* ENTRIES SHOWN *
■ ■ ■ ■ ■ ■ ■
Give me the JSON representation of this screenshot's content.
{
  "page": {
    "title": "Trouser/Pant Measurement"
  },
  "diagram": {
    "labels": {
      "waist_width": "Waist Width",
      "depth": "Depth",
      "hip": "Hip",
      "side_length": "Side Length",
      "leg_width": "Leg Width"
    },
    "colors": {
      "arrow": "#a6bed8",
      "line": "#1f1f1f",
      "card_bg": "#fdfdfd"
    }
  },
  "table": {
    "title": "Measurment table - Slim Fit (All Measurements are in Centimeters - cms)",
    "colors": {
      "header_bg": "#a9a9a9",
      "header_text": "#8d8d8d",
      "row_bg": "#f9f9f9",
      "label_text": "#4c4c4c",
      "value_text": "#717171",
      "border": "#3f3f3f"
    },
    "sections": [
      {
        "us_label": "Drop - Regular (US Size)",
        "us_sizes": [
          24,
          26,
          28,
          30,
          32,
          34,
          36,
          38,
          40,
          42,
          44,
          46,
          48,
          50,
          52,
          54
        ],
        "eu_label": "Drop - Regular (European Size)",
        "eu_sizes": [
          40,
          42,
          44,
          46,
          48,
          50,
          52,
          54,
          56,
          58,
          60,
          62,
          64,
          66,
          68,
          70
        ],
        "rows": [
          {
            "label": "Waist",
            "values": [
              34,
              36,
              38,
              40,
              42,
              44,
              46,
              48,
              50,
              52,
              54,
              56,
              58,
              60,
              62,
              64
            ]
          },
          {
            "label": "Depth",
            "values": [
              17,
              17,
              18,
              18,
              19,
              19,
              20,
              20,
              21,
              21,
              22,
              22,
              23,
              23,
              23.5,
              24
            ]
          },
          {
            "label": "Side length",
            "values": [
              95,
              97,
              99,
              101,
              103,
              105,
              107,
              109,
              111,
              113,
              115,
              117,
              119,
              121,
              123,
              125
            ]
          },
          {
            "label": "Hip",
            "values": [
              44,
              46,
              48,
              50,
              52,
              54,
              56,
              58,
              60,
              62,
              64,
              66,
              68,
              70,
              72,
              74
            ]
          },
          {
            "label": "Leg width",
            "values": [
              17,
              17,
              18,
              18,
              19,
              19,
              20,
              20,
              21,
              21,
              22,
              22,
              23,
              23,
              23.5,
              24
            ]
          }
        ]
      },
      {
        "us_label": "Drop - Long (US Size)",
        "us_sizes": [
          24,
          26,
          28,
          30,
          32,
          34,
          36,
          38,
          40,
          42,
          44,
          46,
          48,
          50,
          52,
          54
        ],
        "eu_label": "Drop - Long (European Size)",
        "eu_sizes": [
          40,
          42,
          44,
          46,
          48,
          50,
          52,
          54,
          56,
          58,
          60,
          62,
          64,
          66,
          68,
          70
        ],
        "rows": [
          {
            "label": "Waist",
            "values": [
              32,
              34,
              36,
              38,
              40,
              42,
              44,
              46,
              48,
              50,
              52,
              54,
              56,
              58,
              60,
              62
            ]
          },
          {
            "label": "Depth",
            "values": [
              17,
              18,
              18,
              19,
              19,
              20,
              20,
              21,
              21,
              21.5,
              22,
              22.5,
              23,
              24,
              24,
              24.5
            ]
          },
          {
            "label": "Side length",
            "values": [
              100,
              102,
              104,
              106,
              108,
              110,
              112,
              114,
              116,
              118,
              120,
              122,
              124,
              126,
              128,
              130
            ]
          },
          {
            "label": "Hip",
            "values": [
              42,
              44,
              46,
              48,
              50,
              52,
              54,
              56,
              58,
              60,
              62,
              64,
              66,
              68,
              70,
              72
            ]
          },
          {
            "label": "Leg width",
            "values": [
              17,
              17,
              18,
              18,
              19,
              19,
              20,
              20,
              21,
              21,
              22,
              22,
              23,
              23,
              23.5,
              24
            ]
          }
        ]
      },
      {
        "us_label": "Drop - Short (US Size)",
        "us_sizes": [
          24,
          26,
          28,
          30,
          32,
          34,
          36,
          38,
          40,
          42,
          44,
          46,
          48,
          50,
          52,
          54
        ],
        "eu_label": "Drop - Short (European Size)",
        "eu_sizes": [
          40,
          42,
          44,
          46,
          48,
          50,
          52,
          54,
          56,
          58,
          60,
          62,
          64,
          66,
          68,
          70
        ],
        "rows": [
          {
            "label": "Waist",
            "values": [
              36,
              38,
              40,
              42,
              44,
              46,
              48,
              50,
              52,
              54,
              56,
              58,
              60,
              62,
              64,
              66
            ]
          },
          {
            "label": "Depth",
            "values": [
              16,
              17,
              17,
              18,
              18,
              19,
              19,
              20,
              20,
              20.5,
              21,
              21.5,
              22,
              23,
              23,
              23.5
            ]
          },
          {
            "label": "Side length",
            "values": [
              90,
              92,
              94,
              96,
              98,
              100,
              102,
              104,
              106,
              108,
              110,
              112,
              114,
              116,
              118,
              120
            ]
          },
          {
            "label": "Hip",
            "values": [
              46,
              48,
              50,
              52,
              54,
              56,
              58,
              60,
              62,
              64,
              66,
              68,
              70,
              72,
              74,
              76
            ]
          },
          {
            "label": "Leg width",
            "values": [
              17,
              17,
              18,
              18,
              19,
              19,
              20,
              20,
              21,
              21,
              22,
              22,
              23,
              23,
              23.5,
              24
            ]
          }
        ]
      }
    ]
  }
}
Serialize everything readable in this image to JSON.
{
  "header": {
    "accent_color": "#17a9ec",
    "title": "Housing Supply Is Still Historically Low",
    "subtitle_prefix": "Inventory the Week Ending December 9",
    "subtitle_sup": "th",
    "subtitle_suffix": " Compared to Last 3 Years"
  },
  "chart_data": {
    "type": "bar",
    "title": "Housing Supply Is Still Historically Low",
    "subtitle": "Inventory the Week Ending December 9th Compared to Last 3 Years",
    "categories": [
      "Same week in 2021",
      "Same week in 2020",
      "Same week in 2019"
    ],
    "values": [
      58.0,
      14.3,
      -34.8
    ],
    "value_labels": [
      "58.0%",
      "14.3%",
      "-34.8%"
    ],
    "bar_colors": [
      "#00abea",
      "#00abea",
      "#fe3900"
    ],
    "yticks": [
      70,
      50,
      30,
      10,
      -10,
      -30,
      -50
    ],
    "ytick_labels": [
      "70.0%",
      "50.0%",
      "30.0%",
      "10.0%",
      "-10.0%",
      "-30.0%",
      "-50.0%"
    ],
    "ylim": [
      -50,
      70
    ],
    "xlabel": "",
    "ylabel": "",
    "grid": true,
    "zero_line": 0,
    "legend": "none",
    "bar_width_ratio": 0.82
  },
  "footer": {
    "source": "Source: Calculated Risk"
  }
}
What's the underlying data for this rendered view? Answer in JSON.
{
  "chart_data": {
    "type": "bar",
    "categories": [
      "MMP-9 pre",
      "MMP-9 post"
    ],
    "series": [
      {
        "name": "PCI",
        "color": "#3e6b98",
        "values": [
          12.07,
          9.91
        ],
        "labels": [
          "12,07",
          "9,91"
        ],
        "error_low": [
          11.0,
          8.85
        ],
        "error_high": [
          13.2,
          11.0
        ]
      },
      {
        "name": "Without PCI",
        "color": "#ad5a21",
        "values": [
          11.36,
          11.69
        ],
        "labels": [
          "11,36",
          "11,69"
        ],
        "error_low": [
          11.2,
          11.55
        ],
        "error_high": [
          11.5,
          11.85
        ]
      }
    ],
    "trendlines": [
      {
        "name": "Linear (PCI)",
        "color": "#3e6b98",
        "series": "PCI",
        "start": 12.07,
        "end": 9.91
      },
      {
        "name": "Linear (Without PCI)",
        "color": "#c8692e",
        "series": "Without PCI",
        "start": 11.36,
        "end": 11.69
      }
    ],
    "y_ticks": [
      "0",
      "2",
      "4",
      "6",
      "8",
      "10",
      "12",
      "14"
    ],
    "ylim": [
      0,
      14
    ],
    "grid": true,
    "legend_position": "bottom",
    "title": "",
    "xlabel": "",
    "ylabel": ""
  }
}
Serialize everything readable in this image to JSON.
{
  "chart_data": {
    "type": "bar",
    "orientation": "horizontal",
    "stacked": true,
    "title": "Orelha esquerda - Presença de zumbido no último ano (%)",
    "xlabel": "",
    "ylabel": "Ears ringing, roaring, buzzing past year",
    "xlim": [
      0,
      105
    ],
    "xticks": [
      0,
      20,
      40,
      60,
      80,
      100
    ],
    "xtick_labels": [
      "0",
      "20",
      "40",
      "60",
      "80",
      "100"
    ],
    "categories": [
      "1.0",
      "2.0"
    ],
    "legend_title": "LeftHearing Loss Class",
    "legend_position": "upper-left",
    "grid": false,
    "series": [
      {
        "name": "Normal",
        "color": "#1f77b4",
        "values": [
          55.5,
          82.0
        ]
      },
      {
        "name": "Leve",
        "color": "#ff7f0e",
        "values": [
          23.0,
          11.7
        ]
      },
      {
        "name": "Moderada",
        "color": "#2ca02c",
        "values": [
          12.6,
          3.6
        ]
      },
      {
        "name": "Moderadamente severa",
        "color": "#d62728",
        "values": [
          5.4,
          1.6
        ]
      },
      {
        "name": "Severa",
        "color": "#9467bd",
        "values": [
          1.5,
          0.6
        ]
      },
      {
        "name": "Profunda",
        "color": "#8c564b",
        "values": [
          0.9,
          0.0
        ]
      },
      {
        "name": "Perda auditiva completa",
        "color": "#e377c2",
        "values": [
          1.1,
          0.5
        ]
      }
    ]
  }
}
■ ■ ■ ■ ■ ■ ■
* WHAT TO PRODUCE *
Show the lines of the records that contain the word "table".

* WRITTEN SOLUTION *
  "table": {
    "title": "Measurment table - Slim Fit (All Measurements are in Centimeters - cms)",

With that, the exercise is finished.